Port Ellen Maltings


The Port Ellen Maltings was a thing on our wish list for the Feis Ile week. This is only opened in this week for tours, and very nice to see what the process is on this side, and get more information on it.

Port Ellen Maltings is situated in Port Ellen, next to the Port Ellen Distillery. The maltings started in 1974, for supplying Caol Ila, Lagavulin and Port Ellen.  Now a days, owned by Diageo, then supply to all the Islay distilleries except Bruichladdich and Bowmore. For Jura I am not sure where they get theirs. Tobermory is the only mainland distillery who they deliver to.

Click here for a video on the maltings.
Some technical details from a small booklet we got after the tour written by John A Thomson. It states perfectly the process and history, so here is a little piece out of it.

Goal:
Answer these from the Port Ellen Maltings text:
1. In what year did the maltings start?
2. Which two Islay distilleries does the maltings not supply?
3. Which mainland distillery does it deliver to?
The rows that come next are separate material, unrelated to the Port Ellen Maltings text.

Entries provided:
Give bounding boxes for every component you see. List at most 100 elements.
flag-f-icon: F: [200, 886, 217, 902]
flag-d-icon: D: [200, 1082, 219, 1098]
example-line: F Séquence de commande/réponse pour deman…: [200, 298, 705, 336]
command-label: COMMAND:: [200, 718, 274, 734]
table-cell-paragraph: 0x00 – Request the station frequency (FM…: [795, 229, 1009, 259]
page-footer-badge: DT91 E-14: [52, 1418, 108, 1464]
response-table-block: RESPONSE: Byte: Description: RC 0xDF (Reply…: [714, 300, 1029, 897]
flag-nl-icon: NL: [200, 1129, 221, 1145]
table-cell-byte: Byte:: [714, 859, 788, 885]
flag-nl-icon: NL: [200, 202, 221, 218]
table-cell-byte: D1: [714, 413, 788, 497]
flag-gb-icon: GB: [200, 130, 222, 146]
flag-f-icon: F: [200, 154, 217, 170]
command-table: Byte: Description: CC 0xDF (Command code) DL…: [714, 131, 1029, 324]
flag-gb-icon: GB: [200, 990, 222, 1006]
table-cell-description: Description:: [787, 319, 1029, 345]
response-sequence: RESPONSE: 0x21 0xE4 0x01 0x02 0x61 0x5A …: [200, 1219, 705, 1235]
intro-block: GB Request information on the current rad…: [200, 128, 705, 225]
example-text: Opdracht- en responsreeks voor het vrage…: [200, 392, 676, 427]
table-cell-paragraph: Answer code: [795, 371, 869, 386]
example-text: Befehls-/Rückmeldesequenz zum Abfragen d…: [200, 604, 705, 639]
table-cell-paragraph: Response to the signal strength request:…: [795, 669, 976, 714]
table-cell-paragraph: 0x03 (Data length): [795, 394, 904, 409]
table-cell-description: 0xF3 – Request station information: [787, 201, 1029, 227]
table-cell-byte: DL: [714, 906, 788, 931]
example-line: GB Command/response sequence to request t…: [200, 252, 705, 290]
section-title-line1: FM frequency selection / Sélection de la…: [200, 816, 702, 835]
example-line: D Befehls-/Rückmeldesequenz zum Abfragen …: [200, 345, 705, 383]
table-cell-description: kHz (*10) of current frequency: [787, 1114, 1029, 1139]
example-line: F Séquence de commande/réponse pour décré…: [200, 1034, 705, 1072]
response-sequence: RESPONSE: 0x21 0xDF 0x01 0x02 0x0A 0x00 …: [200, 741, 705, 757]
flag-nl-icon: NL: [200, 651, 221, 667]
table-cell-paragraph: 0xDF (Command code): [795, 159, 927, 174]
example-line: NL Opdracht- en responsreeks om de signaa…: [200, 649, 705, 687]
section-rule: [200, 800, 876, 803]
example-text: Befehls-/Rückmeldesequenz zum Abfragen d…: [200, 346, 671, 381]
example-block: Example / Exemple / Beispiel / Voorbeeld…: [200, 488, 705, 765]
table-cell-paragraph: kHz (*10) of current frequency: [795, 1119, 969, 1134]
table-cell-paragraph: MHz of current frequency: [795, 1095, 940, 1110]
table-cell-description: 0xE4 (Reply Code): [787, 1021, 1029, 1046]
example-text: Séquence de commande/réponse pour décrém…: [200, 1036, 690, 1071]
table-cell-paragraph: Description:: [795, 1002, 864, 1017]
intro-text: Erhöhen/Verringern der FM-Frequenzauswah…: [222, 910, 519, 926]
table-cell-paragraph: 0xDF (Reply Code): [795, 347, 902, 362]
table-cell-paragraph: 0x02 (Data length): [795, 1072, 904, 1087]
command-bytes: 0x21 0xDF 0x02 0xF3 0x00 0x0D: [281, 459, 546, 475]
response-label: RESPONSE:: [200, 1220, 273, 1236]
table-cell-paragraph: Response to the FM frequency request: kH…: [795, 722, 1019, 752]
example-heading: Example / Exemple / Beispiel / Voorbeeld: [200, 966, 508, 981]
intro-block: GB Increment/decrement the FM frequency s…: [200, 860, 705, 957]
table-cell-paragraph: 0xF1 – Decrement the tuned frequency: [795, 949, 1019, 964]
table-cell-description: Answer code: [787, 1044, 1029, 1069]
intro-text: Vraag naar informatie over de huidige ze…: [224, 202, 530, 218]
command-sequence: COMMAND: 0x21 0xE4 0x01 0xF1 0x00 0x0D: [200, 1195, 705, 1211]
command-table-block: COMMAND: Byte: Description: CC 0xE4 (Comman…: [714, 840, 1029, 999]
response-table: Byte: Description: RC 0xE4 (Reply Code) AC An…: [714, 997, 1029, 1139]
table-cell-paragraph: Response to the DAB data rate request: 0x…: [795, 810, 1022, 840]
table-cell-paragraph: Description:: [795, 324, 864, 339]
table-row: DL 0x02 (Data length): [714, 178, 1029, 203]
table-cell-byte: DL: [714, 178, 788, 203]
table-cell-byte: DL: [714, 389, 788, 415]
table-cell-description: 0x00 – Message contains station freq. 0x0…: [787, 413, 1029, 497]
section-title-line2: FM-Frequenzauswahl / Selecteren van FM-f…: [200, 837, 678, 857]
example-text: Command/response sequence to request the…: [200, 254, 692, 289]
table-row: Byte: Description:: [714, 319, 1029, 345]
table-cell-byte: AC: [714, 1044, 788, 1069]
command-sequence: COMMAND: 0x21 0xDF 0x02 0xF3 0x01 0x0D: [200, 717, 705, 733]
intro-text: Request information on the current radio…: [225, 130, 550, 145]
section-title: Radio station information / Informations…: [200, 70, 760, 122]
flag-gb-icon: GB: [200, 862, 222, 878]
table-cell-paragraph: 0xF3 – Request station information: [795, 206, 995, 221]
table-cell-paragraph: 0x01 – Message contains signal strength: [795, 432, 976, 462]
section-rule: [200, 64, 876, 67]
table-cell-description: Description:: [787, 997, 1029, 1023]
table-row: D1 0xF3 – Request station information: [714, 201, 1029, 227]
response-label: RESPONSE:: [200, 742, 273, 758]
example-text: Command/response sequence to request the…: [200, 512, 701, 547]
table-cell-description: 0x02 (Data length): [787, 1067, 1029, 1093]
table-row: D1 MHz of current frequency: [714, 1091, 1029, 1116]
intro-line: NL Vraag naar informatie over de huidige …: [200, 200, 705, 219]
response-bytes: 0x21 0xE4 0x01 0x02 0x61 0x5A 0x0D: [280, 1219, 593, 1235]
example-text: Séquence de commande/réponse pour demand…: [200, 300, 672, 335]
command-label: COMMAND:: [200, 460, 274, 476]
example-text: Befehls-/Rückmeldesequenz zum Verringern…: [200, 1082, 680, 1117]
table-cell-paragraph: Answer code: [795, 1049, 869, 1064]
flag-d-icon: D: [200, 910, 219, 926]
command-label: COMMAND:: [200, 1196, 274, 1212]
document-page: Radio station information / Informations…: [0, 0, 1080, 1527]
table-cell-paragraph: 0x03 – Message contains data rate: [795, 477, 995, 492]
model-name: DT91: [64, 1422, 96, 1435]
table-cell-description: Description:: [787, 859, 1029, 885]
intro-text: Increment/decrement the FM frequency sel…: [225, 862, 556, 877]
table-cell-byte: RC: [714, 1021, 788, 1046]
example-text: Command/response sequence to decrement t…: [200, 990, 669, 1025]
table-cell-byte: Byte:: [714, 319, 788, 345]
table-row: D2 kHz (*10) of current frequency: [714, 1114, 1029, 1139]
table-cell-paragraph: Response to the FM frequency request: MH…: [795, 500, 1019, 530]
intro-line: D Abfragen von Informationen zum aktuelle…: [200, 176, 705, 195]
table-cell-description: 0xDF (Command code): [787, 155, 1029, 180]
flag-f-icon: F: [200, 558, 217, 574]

Correct answer:
1. 1974
2. Bruichladdich and Bowmore
3. Tobermory